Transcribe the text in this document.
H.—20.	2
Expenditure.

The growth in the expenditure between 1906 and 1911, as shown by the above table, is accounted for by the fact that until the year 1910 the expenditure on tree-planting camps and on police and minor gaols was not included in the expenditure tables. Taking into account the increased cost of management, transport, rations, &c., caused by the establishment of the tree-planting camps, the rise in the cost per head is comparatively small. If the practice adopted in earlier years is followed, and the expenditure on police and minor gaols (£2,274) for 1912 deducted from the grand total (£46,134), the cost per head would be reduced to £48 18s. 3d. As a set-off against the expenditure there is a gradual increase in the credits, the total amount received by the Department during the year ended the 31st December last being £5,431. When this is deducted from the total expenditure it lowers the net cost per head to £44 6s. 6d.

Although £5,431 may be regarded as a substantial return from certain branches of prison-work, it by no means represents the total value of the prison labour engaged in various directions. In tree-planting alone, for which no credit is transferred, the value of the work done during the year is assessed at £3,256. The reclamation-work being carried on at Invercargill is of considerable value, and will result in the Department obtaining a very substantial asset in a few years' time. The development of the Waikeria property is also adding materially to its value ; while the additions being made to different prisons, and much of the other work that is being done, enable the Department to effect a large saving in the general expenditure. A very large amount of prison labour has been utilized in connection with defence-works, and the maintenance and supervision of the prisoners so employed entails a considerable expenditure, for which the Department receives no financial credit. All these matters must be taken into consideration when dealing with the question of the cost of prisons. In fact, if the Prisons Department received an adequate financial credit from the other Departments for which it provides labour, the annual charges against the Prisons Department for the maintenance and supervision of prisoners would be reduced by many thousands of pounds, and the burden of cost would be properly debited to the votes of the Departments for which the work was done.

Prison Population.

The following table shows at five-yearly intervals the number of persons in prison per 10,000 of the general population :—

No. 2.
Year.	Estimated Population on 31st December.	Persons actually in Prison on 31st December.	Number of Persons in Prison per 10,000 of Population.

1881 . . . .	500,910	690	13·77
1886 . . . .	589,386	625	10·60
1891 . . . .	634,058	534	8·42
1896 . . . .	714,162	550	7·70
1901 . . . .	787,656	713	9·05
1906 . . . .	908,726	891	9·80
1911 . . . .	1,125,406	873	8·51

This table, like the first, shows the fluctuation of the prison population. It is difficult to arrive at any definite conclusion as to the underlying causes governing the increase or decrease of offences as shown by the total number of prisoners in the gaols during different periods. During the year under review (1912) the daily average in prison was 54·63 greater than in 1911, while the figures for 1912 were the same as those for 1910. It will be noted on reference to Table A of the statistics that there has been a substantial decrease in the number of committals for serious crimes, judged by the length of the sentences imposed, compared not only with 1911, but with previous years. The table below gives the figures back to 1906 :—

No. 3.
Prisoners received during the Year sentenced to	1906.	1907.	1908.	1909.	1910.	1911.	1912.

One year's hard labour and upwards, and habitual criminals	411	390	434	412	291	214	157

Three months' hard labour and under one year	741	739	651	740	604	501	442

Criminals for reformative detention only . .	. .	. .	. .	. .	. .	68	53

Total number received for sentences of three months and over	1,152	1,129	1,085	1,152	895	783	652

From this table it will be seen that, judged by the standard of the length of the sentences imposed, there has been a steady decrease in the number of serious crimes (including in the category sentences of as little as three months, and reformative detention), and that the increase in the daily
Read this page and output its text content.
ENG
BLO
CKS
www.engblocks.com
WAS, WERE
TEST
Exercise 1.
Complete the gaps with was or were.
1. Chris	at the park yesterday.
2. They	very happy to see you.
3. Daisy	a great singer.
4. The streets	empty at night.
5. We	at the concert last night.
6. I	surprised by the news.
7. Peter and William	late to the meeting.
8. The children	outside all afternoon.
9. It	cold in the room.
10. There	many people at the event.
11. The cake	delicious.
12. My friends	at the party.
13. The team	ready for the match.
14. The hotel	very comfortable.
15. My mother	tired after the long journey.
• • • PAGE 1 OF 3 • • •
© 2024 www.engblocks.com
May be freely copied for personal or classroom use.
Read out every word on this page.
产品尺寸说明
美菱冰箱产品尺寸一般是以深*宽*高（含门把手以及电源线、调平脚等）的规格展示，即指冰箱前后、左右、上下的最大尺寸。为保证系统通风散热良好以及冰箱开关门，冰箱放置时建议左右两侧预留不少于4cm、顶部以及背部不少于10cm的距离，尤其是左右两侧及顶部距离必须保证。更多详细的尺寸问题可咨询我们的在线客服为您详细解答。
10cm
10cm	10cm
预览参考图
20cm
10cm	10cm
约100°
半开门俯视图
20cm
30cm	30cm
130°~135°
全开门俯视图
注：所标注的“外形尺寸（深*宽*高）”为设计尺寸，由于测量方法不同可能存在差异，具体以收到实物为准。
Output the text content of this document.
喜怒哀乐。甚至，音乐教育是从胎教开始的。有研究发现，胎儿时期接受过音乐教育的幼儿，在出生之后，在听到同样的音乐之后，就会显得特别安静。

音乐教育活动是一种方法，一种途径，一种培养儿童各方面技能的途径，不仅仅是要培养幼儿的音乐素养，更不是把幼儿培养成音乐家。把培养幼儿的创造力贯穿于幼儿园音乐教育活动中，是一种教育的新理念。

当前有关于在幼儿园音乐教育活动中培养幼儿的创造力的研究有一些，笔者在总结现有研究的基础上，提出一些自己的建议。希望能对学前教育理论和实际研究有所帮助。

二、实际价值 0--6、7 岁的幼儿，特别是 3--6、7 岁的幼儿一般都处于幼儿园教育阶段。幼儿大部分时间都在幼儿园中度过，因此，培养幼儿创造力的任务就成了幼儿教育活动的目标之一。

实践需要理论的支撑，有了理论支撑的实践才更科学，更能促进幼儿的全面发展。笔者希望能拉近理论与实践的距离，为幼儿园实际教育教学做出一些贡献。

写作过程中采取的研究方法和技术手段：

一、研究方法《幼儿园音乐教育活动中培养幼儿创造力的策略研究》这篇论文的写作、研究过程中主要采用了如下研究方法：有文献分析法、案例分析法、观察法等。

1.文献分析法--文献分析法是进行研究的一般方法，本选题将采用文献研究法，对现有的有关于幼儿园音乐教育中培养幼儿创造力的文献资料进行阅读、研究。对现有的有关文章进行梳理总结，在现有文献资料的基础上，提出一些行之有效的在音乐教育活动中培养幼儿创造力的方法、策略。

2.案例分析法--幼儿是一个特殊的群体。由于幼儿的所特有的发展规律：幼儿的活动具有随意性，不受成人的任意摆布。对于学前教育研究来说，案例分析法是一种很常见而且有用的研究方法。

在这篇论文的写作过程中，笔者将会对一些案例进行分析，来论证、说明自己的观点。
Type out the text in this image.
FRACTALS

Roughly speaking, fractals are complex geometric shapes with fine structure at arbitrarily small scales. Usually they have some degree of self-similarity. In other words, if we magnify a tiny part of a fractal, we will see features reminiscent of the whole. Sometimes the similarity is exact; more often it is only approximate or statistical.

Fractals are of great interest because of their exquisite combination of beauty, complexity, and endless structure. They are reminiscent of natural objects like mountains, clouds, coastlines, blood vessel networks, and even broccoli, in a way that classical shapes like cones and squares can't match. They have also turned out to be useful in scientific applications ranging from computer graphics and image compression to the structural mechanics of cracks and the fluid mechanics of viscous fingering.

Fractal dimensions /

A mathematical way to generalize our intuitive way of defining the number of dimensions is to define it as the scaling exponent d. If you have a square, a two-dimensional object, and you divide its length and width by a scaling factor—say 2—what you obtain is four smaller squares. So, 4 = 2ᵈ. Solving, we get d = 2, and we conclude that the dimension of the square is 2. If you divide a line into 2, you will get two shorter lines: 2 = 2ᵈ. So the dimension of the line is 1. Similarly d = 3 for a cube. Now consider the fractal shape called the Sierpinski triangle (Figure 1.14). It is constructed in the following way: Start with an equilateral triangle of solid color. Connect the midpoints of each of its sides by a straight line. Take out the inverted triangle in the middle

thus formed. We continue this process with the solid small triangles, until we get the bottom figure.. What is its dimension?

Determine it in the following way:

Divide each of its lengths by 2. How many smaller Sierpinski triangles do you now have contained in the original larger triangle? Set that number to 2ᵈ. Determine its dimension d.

* WRITTEN PROBLEM
Copy every single line of the material above that holds "Determine".

* OUTPUT OF THE TASK
Determine it in the following way:
Divide each of its lengths by 2. How many smaller Sierpinski triangles do you now have contained in the original larger triangle? Set that number to 2ᵈ. Determine its dimension d.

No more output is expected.